Exclude all pictures, then copy each of the records exactly as written.

[Extracted data entries]

——

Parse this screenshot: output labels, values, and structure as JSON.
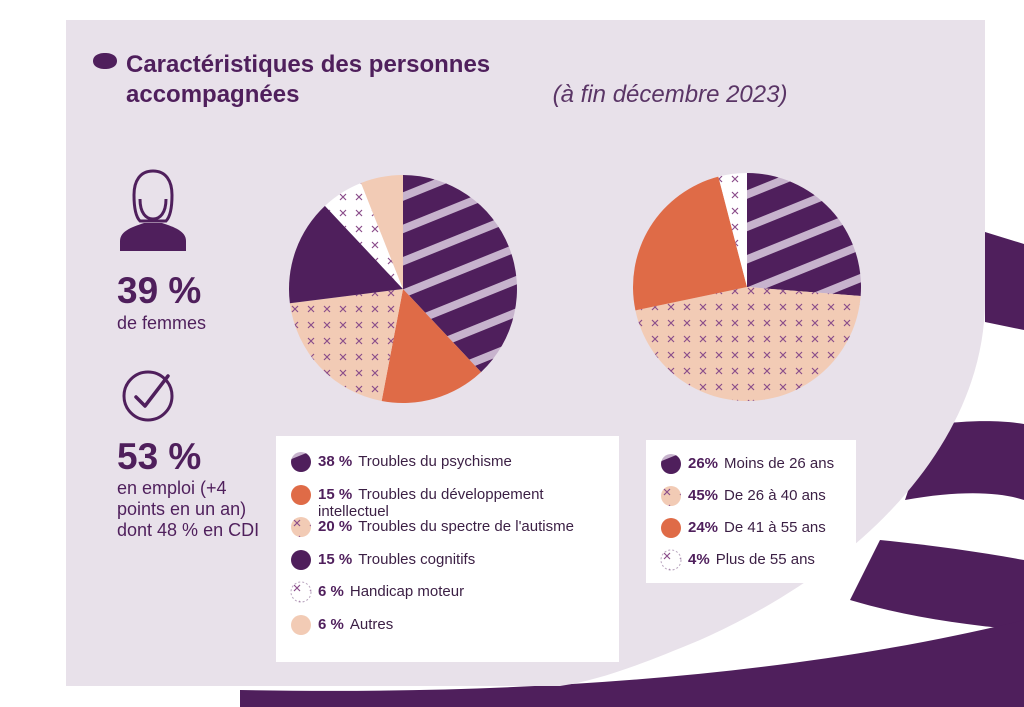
{
  "colors": {
    "panel_bg": "#e8e1ea",
    "dark_purple": "#4f1f5c",
    "orange": "#df6b47",
    "peach": "#f2cbb5",
    "stripe_light": "#c7b3cd",
    "cross_mark": "#8a4d8a",
    "white": "#ffffff"
  },
  "header": {
    "title": "Caractéristiques des personnes accompagnées",
    "subtitle": "(à fin décembre 2023)"
  },
  "stats": [
    {
      "value": "39 %",
      "caption": "de femmes",
      "icon": "woman-icon"
    },
    {
      "value": "53 %",
      "caption": "en emploi (+4 points en un an) dont 48 % en CDI",
      "icon": "check-circle-icon"
    }
  ],
  "chart_data": [
    {
      "type": "pie",
      "title": "",
      "start_angle_deg": 0,
      "direction": "clockwise",
      "slices": [
        {
          "pct_label": "38 %",
          "label": "Troubles du psychisme",
          "value": 38,
          "pattern": "stripes-purple"
        },
        {
          "pct_label": "15 %",
          "label": "Troubles du développement intellectuel",
          "value": 15,
          "pattern": "solid-orange"
        },
        {
          "pct_label": "20 %",
          "label": "Troubles du spectre de l'autisme",
          "value": 20,
          "pattern": "cross-peach"
        },
        {
          "pct_label": "15 %",
          "label": "Troubles cognitifs",
          "value": 15,
          "pattern": "solid-purple"
        },
        {
          "pct_label": "6 %",
          "label": "Handicap moteur",
          "value": 6,
          "pattern": "cross-white"
        },
        {
          "pct_label": "6 %",
          "label": "Autres",
          "value": 6,
          "pattern": "solid-peach"
        }
      ]
    },
    {
      "type": "pie",
      "title": "",
      "start_angle_deg": 0,
      "direction": "clockwise",
      "slices": [
        {
          "pct_label": "26%",
          "label": "Moins de 26 ans",
          "value": 26,
          "pattern": "stripes-purple"
        },
        {
          "pct_label": "45%",
          "label": "De 26 à 40 ans",
          "value": 45,
          "pattern": "cross-peach"
        },
        {
          "pct_label": "24%",
          "label": "De 41 à 55 ans",
          "value": 24,
          "pattern": "solid-orange"
        },
        {
          "pct_label": "4%",
          "label": "Plus de 55 ans",
          "value": 4,
          "pattern": "cross-white"
        }
      ]
    }
  ]
}
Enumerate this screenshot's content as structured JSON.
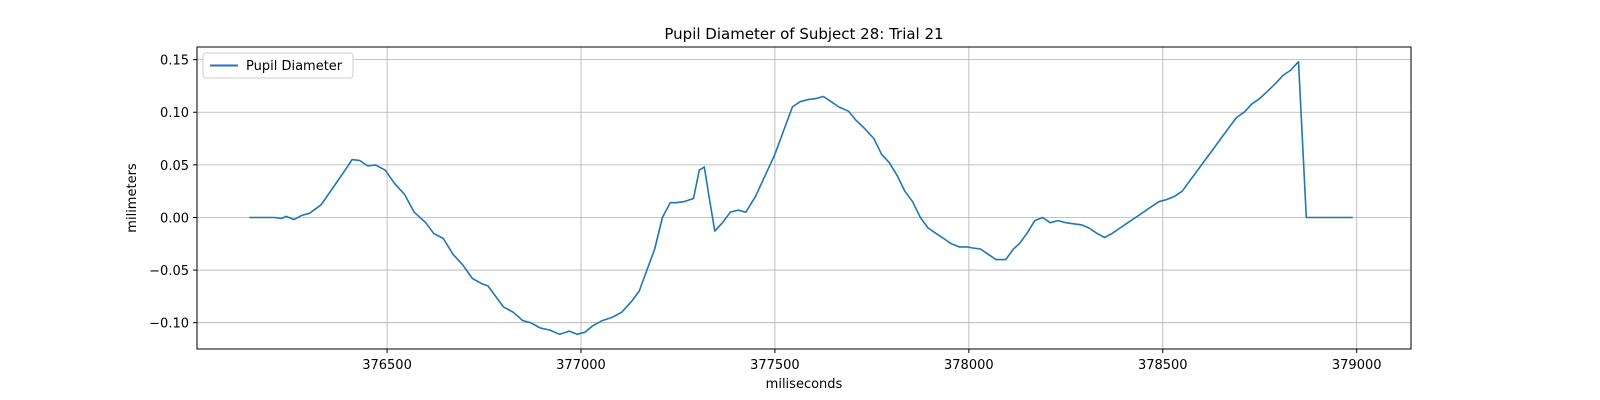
{
  "chart_data": {
    "type": "line",
    "title": "Pupil Diameter of Subject 28: Trial 21",
    "xlabel": "miliseconds",
    "ylabel": "milimeters",
    "xlim": [
      376010,
      379140
    ],
    "ylim": [
      -0.125,
      0.162
    ],
    "xticks": [
      376500,
      377000,
      377500,
      378000,
      378500,
      379000
    ],
    "xtick_labels": [
      "376500",
      "377000",
      "377500",
      "378000",
      "378500",
      "379000"
    ],
    "yticks": [
      -0.1,
      -0.05,
      0.0,
      0.05,
      0.1,
      0.15
    ],
    "ytick_labels": [
      "−0.10",
      "−0.05",
      "0.00",
      "0.05",
      "0.10",
      "0.15"
    ],
    "grid": true,
    "legend_position": "upper-left",
    "series": [
      {
        "name": "Pupil Diameter",
        "color": "#1f77b4",
        "x": [
          376145,
          376180,
          376210,
          376228,
          376240,
          376260,
          376280,
          376300,
          376330,
          376360,
          376390,
          376410,
          376430,
          376450,
          376470,
          376495,
          376520,
          376545,
          376570,
          376600,
          376620,
          376645,
          376670,
          376695,
          376720,
          376745,
          376760,
          376780,
          376800,
          376825,
          376850,
          376870,
          376895,
          376920,
          376945,
          376970,
          376990,
          377010,
          377030,
          377055,
          377080,
          377105,
          377130,
          377150,
          377170,
          377190,
          377210,
          377230,
          377245,
          377265,
          377290,
          377305,
          377318,
          377330,
          377345,
          377365,
          377385,
          377405,
          377425,
          377450,
          377475,
          377500,
          377525,
          377545,
          377565,
          377585,
          377605,
          377625,
          377645,
          377665,
          377690,
          377710,
          377730,
          377755,
          377775,
          377795,
          377815,
          377835,
          377855,
          377875,
          377895,
          377915,
          377935,
          377955,
          377975,
          377995,
          378010,
          378030,
          378050,
          378070,
          378095,
          378115,
          378130,
          378150,
          378170,
          378190,
          378210,
          378230,
          378250,
          378270,
          378290,
          378310,
          378330,
          378350,
          378370,
          378390,
          378410,
          378430,
          378450,
          378470,
          378490,
          378510,
          378530,
          378550,
          378570,
          378590,
          378610,
          378630,
          378650,
          378670,
          378690,
          378710,
          378730,
          378750,
          378770,
          378790,
          378810,
          378830,
          378850,
          378870,
          378890,
          378910,
          378930,
          378950,
          378970,
          378990
        ],
        "y": [
          0.0,
          0.0,
          0.0,
          -0.001,
          0.001,
          -0.002,
          0.002,
          0.004,
          0.012,
          0.028,
          0.044,
          0.055,
          0.054,
          0.049,
          0.05,
          0.045,
          0.032,
          0.022,
          0.005,
          -0.005,
          -0.015,
          -0.02,
          -0.035,
          -0.045,
          -0.058,
          -0.063,
          -0.065,
          -0.075,
          -0.085,
          -0.09,
          -0.098,
          -0.1,
          -0.105,
          -0.107,
          -0.111,
          -0.108,
          -0.111,
          -0.109,
          -0.103,
          -0.098,
          -0.095,
          -0.09,
          -0.08,
          -0.07,
          -0.05,
          -0.03,
          0.0,
          0.014,
          0.014,
          0.015,
          0.018,
          0.045,
          0.048,
          0.02,
          -0.013,
          -0.005,
          0.005,
          0.007,
          0.005,
          0.02,
          0.04,
          0.06,
          0.085,
          0.105,
          0.11,
          0.112,
          0.113,
          0.115,
          0.11,
          0.105,
          0.101,
          0.092,
          0.085,
          0.075,
          0.06,
          0.052,
          0.04,
          0.025,
          0.015,
          0.0,
          -0.01,
          -0.015,
          -0.02,
          -0.025,
          -0.028,
          -0.028,
          -0.029,
          -0.03,
          -0.035,
          -0.04,
          -0.04,
          -0.03,
          -0.025,
          -0.015,
          -0.003,
          0.0,
          -0.005,
          -0.003,
          -0.005,
          -0.006,
          -0.007,
          -0.01,
          -0.015,
          -0.019,
          -0.015,
          -0.01,
          -0.005,
          0.0,
          0.005,
          0.01,
          0.015,
          0.017,
          0.02,
          0.025,
          0.035,
          0.045,
          0.055,
          0.065,
          0.075,
          0.085,
          0.095,
          0.1,
          0.108,
          0.113,
          0.12,
          0.127,
          0.135,
          0.14,
          0.148,
          0.0,
          0.0,
          0.0,
          0.0,
          0.0,
          0.0,
          0.0
        ]
      }
    ]
  }
}
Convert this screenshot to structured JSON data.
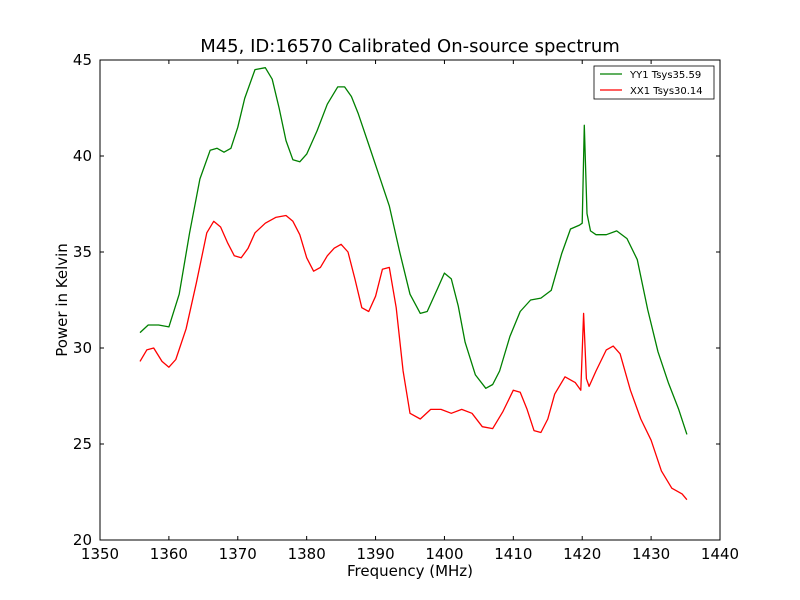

——

• _Full answer_:
Parse this screenshot: output labels, values, and structure as JSON.
{
  "colors": {
    "panel_bg": "#e8e1ea",
    "dark_purple": "#4f1f5c",
    "orange": "#df6b47",
    "peach": "#f2cbb5",
    "stripe_light": "#c7b3cd",
    "cross_mark": "#8a4d8a",
    "white": "#ffffff"
  },
  "header": {
    "title": "Caractéristiques des personnes accompagnées",
    "subtitle": "(à fin décembre 2023)"
  },
  "stats": [
    {
      "value": "39 %",
      "caption": "de femmes",
      "icon": "woman-icon"
    },
    {
      "value": "53 %",
      "caption": "en emploi (+4 points en un an) dont 48 % en CDI",
      "icon": "check-circle-icon"
    }
  ],
  "chart_data": [
    {
      "type": "pie",
      "title": "",
      "start_angle_deg": 0,
      "direction": "clockwise",
      "slices": [
        {
          "pct_label": "38 %",
          "label": "Troubles du psychisme",
          "value": 38,
          "pattern": "stripes-purple"
        },
        {
          "pct_label": "15 %",
          "label": "Troubles du développement intellectuel",
          "value": 15,
          "pattern": "solid-orange"
        },
        {
          "pct_label": "20 %",
          "label": "Troubles du spectre de l'autisme",
          "value": 20,
          "pattern": "cross-peach"
        },
        {
          "pct_label": "15 %",
          "label": "Troubles cognitifs",
          "value": 15,
          "pattern": "solid-purple"
        },
        {
          "pct_label": "6 %",
          "label": "Handicap moteur",
          "value": 6,
          "pattern": "cross-white"
        },
        {
          "pct_label": "6 %",
          "label": "Autres",
          "value": 6,
          "pattern": "solid-peach"
        }
      ]
    },
    {
      "type": "pie",
      "title": "",
      "start_angle_deg": 0,
      "direction": "clockwise",
      "slices": [
        {
          "pct_label": "26%",
          "label": "Moins de 26 ans",
          "value": 26,
          "pattern": "stripes-purple"
        },
        {
          "pct_label": "45%",
          "label": "De 26 à 40 ans",
          "value": 45,
          "pattern": "cross-peach"
        },
        {
          "pct_label": "24%",
          "label": "De 41 à 55 ans",
          "value": 24,
          "pattern": "solid-orange"
        },
        {
          "pct_label": "4%",
          "label": "Plus de 55 ans",
          "value": 4,
          "pattern": "cross-white"
        }
      ]
    }
  ]
}
Enumerate this screenshot's content as structured JSON.
{
  "chart_data": {
    "type": "line",
    "title": "Pupil Diameter of Subject 28: Trial 21",
    "xlabel": "miliseconds",
    "ylabel": "milimeters",
    "xlim": [
      376010,
      379140
    ],
    "ylim": [
      -0.125,
      0.162
    ],
    "xticks": [
      376500,
      377000,
      377500,
      378000,
      378500,
      379000
    ],
    "xtick_labels": [
      "376500",
      "377000",
      "377500",
      "378000",
      "378500",
      "379000"
    ],
    "yticks": [
      -0.1,
      -0.05,
      0.0,
      0.05,
      0.1,
      0.15
    ],
    "ytick_labels": [
      "−0.10",
      "−0.05",
      "0.00",
      "0.05",
      "0.10",
      "0.15"
    ],
    "grid": true,
    "legend_position": "upper-left",
    "series": [
      {
        "name": "Pupil Diameter",
        "color": "#1f77b4",
        "x": [
          376145,
          376180,
          376210,
          376228,
          376240,
          376260,
          376280,
          376300,
          376330,
          376360,
          376390,
          376410,
          376430,
          376450,
          376470,
          376495,
          376520,
          376545,
          376570,
          376600,
          376620,
          376645,
          376670,
          376695,
          376720,
          376745,
          376760,
          376780,
          376800,
          376825,
          376850,
          376870,
          376895,
          376920,
          376945,
          376970,
          376990,
          377010,
          377030,
          377055,
          377080,
          377105,
          377130,
          377150,
          377170,
          377190,
          377210,
          377230,
          377245,
          377265,
          377290,
          377305,
          377318,
          377330,
          377345,
          377365,
          377385,
          377405,
          377425,
          377450,
          377475,
          377500,
          377525,
          377545,
          377565,
          377585,
          377605,
          377625,
          377645,
          377665,
          377690,
          377710,
          377730,
          377755,
          377775,
          377795,
          377815,
          377835,
          377855,
          377875,
          377895,
          377915,
          377935,
          377955,
          377975,
          377995,
          378010,
          378030,
          378050,
          378070,
          378095,
          378115,
          378130,
          378150,
          378170,
          378190,
          378210,
          378230,
          378250,
          378270,
          378290,
          378310,
          378330,
          378350,
          378370,
          378390,
          378410,
          378430,
          378450,
          378470,
          378490,
          378510,
          378530,
          378550,
          378570,
          378590,
          378610,
          378630,
          378650,
          378670,
          378690,
          378710,
          378730,
          378750,
          378770,
          378790,
          378810,
          378830,
          378850,
          378870,
          378890,
          378910,
          378930,
          378950,
          378970,
          378990
        ],
        "y": [
          0.0,
          0.0,
          0.0,
          -0.001,
          0.001,
          -0.002,
          0.002,
          0.004,
          0.012,
          0.028,
          0.044,
          0.055,
          0.054,
          0.049,
          0.05,
          0.045,
          0.032,
          0.022,
          0.005,
          -0.005,
          -0.015,
          -0.02,
          -0.035,
          -0.045,
          -0.058,
          -0.063,
          -0.065,
          -0.075,
          -0.085,
          -0.09,
          -0.098,
          -0.1,
          -0.105,
          -0.107,
          -0.111,
          -0.108,
          -0.111,
          -0.109,
          -0.103,
          -0.098,
          -0.095,
          -0.09,
          -0.08,
          -0.07,
          -0.05,
          -0.03,
          0.0,
          0.014,
          0.014,
          0.015,
          0.018,
          0.045,
          0.048,
          0.02,
          -0.013,
          -0.005,
          0.005,
          0.007,
          0.005,
          0.02,
          0.04,
          0.06,
          0.085,
          0.105,
          0.11,
          0.112,
          0.113,
          0.115,
          0.11,
          0.105,
          0.101,
          0.092,
          0.085,
          0.075,
          0.06,
          0.052,
          0.04,
          0.025,
          0.015,
          0.0,
          -0.01,
          -0.015,
          -0.02,
          -0.025,
          -0.028,
          -0.028,
          -0.029,
          -0.03,
          -0.035,
          -0.04,
          -0.04,
          -0.03,
          -0.025,
          -0.015,
          -0.003,
          0.0,
          -0.005,
          -0.003,
          -0.005,
          -0.006,
          -0.007,
          -0.01,
          -0.015,
          -0.019,
          -0.015,
          -0.01,
          -0.005,
          0.0,
          0.005,
          0.01,
          0.015,
          0.017,
          0.02,
          0.025,
          0.035,
          0.045,
          0.055,
          0.065,
          0.075,
          0.085,
          0.095,
          0.1,
          0.108,
          0.113,
          0.12,
          0.127,
          0.135,
          0.14,
          0.148,
          0.0,
          0.0,
          0.0,
          0.0,
          0.0,
          0.0,
          0.0
        ]
      }
    ]
  }
}
Convert this screenshot to structured JSON data.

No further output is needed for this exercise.